Extracted data entries

begin

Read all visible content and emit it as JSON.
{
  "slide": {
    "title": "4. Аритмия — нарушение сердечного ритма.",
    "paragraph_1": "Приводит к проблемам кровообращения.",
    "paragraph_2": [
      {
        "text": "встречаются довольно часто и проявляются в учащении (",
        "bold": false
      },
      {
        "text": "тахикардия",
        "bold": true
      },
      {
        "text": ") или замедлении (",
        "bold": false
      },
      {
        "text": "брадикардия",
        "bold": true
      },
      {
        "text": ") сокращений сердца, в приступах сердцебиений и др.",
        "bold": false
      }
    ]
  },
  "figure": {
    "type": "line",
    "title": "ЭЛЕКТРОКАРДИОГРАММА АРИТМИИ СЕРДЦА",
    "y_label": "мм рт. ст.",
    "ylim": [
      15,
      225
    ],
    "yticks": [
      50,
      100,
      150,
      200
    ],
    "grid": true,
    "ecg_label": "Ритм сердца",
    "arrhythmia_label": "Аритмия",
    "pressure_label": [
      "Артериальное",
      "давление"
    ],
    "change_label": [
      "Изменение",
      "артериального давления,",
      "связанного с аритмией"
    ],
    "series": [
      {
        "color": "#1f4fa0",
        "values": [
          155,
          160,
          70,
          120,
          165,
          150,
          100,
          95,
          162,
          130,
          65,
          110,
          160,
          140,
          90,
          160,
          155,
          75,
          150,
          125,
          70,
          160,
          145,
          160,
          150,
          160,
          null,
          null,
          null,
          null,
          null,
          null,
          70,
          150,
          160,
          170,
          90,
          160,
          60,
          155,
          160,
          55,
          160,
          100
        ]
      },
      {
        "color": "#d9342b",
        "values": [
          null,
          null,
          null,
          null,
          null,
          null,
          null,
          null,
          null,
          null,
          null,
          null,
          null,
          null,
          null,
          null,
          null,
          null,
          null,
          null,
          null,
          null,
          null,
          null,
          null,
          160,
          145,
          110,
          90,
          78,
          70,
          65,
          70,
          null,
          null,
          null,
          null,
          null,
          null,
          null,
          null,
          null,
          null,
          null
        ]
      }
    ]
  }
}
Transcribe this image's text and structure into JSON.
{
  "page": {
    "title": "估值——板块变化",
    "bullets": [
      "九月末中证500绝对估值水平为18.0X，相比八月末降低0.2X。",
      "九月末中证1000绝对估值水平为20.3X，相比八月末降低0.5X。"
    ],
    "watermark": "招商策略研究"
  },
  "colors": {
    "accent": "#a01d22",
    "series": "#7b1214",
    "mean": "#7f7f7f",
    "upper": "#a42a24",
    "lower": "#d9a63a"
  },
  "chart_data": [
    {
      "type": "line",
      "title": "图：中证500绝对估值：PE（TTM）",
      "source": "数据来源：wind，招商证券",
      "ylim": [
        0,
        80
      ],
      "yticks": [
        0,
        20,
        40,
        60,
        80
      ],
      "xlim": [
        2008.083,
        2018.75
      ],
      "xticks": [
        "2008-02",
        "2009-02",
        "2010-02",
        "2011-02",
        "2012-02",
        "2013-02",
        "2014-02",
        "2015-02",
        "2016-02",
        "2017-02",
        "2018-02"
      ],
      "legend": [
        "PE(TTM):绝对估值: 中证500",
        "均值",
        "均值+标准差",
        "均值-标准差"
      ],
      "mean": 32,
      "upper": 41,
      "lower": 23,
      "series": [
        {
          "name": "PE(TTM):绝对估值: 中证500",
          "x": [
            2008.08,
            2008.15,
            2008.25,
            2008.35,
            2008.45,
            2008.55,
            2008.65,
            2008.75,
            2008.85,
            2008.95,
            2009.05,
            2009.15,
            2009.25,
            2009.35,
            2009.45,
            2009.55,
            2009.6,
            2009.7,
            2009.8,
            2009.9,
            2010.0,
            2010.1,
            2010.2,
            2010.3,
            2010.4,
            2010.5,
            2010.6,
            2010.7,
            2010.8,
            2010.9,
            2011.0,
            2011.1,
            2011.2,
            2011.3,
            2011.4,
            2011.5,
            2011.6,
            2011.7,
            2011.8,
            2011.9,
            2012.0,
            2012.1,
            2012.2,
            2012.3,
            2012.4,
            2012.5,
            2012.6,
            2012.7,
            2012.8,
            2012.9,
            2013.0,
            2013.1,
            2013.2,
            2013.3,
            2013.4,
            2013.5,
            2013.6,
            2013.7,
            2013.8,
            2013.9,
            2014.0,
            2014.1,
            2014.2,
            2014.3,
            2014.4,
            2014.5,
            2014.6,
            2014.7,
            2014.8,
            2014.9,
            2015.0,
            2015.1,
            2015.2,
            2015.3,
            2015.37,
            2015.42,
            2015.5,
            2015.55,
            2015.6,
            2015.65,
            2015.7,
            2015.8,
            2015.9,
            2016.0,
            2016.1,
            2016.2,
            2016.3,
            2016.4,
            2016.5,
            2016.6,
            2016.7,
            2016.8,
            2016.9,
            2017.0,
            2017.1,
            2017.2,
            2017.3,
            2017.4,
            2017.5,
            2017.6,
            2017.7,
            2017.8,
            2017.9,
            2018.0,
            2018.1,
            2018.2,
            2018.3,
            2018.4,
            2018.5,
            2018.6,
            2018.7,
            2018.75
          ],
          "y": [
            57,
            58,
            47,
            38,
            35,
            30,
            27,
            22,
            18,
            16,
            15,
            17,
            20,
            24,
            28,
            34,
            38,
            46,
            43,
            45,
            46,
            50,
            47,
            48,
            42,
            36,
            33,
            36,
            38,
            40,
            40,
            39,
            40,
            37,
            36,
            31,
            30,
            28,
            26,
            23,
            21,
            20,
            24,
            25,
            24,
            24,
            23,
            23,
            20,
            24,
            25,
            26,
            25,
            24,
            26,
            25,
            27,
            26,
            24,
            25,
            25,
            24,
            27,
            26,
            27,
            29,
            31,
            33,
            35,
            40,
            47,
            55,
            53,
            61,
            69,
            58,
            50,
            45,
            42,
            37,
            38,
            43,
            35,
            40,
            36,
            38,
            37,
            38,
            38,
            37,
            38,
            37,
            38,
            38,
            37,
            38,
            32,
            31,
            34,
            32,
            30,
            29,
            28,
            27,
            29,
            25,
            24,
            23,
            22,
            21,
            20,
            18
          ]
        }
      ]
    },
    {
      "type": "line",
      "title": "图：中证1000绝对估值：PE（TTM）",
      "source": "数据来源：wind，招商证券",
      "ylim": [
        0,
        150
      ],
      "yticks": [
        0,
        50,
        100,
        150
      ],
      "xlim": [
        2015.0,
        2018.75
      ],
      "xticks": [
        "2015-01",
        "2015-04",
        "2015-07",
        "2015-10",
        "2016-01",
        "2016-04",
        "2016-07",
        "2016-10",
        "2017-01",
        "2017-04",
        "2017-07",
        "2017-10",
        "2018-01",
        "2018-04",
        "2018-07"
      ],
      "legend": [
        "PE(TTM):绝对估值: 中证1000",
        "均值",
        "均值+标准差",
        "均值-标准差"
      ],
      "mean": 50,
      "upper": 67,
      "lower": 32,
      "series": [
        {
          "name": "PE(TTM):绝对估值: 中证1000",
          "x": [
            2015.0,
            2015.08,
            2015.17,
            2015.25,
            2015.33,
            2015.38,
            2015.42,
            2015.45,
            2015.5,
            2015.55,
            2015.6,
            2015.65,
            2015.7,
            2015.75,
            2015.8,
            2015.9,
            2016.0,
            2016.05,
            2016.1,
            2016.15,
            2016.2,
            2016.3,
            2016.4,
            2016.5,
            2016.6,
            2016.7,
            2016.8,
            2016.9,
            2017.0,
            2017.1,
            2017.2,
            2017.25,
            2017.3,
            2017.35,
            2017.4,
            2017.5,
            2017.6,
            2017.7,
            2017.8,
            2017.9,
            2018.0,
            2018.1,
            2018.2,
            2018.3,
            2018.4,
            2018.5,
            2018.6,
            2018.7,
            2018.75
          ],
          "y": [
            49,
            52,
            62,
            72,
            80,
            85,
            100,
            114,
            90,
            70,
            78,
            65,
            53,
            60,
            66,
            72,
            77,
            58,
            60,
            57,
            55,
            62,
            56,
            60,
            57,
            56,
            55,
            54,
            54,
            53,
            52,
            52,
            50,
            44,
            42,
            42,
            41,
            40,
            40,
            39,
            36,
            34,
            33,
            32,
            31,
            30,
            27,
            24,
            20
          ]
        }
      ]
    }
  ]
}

end

Exercise
Among these entries, how many lines include the string "title"? Reply with the number by itself.

Task response
5